* Problem statement *
Gather up the lines with the word "structured" in them.

* Input *
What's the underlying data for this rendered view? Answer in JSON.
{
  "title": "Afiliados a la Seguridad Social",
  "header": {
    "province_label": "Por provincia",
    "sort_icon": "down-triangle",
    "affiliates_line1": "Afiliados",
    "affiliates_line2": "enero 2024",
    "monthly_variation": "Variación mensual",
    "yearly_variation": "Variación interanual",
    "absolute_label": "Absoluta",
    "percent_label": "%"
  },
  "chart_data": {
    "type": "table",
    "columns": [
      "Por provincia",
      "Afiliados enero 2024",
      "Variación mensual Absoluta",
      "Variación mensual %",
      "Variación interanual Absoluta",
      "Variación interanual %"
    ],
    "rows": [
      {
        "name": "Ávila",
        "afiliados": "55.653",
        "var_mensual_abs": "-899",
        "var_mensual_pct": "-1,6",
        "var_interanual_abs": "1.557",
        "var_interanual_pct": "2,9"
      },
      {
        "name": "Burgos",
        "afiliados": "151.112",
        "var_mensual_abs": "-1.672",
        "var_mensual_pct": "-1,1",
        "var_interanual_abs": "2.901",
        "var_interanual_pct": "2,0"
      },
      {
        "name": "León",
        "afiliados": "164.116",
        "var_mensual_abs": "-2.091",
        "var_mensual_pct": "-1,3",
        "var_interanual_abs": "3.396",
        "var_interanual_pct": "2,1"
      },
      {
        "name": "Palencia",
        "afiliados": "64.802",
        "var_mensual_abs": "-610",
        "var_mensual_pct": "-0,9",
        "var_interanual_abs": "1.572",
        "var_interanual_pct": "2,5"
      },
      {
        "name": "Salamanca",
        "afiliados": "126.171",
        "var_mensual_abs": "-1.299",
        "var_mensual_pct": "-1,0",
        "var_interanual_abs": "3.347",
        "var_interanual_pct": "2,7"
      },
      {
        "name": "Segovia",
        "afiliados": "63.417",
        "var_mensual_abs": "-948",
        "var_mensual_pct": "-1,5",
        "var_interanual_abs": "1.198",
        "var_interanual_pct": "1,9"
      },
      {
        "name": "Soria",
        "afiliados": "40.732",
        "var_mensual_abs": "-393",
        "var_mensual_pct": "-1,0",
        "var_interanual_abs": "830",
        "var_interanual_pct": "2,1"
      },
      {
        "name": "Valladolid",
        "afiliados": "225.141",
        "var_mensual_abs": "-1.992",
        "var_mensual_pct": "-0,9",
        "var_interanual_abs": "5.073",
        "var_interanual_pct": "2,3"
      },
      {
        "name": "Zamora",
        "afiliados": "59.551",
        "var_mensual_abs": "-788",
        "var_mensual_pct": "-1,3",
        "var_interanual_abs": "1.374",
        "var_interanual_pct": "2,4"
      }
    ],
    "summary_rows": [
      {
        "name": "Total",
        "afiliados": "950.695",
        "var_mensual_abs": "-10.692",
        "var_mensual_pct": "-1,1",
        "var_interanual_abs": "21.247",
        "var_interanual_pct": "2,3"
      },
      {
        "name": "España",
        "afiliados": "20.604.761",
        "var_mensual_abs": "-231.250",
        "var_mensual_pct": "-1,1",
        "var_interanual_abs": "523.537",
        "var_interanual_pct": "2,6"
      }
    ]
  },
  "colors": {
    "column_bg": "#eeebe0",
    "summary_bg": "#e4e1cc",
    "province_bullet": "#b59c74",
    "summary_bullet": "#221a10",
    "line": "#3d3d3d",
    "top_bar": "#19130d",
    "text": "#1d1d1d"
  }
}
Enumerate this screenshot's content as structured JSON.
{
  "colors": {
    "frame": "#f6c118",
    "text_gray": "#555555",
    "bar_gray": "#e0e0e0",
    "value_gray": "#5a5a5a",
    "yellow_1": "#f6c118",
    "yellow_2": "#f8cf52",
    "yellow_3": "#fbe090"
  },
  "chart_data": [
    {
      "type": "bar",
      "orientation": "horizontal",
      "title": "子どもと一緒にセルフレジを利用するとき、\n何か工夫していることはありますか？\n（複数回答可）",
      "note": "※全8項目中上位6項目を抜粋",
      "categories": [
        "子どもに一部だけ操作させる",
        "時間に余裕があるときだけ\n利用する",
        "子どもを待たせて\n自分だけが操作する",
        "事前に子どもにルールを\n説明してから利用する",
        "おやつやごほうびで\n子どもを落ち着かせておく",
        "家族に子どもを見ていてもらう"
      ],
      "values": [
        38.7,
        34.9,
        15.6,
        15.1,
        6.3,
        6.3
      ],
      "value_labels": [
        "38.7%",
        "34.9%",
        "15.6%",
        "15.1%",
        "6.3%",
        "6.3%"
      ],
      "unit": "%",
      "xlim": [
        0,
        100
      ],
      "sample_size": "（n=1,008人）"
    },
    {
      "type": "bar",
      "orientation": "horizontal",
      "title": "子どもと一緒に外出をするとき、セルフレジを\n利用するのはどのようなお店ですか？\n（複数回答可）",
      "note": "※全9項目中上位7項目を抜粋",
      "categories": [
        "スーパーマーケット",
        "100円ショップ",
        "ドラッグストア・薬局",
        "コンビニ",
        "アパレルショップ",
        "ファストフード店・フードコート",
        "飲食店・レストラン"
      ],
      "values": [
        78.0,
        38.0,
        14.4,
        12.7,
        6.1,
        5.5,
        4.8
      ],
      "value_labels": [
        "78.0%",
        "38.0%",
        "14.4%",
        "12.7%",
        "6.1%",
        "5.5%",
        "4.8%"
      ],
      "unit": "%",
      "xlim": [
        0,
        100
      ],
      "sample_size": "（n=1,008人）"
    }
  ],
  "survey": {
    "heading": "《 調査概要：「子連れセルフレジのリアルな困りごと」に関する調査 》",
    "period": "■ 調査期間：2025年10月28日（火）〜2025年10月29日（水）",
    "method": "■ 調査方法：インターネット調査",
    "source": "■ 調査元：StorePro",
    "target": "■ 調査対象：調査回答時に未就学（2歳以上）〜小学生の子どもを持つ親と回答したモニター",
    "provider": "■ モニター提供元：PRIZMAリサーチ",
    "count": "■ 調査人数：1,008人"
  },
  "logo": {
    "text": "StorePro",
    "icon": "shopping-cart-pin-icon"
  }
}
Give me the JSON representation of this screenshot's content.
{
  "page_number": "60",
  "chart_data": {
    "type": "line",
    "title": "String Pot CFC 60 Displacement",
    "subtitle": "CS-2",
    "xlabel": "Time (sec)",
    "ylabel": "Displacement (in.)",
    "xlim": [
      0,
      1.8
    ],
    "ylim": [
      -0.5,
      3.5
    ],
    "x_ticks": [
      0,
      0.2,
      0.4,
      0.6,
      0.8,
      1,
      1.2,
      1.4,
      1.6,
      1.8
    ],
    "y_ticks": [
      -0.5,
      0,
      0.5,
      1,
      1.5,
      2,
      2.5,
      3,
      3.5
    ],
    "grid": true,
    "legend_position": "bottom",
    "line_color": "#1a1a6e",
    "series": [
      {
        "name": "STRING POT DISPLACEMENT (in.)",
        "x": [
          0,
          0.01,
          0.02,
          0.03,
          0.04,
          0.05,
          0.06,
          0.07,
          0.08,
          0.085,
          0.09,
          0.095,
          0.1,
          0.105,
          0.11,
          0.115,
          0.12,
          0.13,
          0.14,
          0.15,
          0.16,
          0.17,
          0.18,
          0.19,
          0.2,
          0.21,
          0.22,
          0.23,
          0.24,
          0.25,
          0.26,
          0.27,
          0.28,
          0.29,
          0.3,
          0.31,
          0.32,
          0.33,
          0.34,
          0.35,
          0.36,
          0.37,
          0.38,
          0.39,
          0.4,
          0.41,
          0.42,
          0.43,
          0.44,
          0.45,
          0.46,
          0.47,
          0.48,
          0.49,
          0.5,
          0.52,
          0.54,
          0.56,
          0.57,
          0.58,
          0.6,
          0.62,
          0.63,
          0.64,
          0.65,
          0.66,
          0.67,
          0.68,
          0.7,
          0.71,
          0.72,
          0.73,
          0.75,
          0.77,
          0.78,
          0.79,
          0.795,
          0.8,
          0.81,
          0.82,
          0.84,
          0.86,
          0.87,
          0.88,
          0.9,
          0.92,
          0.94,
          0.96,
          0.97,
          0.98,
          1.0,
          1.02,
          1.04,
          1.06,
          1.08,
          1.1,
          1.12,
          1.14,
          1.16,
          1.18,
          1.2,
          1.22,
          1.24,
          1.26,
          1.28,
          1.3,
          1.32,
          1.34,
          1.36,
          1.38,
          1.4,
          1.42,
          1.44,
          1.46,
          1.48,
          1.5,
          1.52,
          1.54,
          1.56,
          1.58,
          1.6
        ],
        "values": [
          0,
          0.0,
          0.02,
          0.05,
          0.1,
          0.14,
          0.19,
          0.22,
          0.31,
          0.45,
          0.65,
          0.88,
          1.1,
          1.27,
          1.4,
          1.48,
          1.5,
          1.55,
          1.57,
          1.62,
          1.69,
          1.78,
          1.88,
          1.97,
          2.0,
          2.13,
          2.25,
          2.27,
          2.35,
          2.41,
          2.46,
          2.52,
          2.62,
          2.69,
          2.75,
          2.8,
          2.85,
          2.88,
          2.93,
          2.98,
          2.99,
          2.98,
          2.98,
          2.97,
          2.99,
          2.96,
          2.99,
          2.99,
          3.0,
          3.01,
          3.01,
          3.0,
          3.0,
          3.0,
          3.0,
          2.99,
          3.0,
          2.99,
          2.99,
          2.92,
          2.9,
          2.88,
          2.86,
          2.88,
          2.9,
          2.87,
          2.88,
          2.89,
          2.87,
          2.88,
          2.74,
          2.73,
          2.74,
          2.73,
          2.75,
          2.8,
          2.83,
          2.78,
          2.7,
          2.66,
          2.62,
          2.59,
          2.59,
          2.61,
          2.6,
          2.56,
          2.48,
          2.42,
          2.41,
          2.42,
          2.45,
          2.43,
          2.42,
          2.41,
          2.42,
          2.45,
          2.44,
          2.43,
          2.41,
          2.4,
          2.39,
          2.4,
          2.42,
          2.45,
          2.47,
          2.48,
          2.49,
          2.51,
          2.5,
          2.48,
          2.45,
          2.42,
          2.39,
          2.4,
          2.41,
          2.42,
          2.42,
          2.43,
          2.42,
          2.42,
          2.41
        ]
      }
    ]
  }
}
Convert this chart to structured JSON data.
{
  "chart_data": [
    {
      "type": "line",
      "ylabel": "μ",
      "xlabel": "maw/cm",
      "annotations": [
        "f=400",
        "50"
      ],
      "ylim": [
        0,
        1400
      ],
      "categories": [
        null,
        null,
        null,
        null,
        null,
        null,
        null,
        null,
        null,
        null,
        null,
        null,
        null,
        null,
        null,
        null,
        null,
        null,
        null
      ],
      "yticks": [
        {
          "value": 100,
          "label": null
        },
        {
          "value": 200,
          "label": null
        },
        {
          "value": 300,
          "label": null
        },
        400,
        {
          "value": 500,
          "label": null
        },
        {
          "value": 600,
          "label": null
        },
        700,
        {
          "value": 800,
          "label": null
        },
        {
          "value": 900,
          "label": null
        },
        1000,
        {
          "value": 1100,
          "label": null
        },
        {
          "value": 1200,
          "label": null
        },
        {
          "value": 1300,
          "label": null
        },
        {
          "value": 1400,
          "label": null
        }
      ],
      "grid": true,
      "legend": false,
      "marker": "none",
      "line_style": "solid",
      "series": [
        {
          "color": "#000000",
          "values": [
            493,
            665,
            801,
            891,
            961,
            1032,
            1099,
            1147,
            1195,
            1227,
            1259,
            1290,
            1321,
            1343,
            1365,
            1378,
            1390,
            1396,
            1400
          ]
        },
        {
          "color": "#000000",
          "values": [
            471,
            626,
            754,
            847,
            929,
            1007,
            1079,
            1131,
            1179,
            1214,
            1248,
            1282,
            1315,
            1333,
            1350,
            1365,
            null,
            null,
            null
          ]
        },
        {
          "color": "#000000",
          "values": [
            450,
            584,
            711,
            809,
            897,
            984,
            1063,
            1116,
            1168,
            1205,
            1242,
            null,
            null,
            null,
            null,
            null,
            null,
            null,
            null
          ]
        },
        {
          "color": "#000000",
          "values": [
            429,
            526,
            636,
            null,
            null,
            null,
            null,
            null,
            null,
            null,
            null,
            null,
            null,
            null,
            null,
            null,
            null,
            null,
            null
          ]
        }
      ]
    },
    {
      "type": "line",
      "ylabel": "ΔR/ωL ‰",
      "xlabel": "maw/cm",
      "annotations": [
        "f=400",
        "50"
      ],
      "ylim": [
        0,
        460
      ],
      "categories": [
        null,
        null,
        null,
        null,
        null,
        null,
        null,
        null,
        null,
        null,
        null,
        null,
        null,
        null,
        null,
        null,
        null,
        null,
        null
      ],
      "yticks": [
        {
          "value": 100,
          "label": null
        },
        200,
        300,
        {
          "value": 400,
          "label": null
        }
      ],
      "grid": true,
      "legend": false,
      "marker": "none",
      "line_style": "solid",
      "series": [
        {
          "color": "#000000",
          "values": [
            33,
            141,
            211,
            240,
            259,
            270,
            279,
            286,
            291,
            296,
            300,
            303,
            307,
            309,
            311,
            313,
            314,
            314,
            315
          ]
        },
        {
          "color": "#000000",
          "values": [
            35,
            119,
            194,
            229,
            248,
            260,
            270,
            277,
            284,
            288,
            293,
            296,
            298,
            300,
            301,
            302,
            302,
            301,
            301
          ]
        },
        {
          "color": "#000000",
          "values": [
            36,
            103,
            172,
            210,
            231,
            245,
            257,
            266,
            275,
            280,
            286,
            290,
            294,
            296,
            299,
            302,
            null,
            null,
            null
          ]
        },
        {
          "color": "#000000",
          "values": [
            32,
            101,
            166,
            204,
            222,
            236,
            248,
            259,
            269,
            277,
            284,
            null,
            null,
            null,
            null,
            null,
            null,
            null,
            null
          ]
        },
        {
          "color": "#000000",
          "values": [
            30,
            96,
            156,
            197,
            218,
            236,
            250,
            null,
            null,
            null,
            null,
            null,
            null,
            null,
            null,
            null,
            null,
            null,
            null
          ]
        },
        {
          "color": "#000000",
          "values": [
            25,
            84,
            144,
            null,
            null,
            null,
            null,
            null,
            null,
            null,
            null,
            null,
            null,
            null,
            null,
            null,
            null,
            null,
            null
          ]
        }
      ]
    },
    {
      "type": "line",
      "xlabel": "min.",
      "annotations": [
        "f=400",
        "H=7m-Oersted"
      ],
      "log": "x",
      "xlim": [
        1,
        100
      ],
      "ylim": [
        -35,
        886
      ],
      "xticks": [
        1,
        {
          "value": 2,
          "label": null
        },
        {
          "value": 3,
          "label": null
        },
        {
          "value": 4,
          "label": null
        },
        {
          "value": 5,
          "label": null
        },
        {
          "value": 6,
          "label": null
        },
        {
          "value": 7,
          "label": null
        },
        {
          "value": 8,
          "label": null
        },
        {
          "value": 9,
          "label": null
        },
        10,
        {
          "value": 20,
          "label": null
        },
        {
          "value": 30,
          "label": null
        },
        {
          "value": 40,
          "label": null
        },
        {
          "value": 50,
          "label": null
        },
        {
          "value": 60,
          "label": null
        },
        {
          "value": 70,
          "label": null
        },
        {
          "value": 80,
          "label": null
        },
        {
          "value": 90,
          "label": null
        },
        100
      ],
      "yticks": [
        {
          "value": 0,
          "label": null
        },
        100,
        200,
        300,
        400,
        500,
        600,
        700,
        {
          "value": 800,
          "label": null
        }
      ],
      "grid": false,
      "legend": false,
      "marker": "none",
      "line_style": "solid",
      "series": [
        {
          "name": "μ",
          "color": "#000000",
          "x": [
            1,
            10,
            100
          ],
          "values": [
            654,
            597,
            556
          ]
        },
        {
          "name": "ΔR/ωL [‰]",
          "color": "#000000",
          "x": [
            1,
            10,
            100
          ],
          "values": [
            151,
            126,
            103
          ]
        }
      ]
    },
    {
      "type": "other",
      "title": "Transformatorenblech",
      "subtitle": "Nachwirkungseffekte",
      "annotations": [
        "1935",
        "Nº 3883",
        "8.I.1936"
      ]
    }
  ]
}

* Answer to the problem *
Enumerate this screenshot's content as structured JSON.
Convert this chart to structured JSON data.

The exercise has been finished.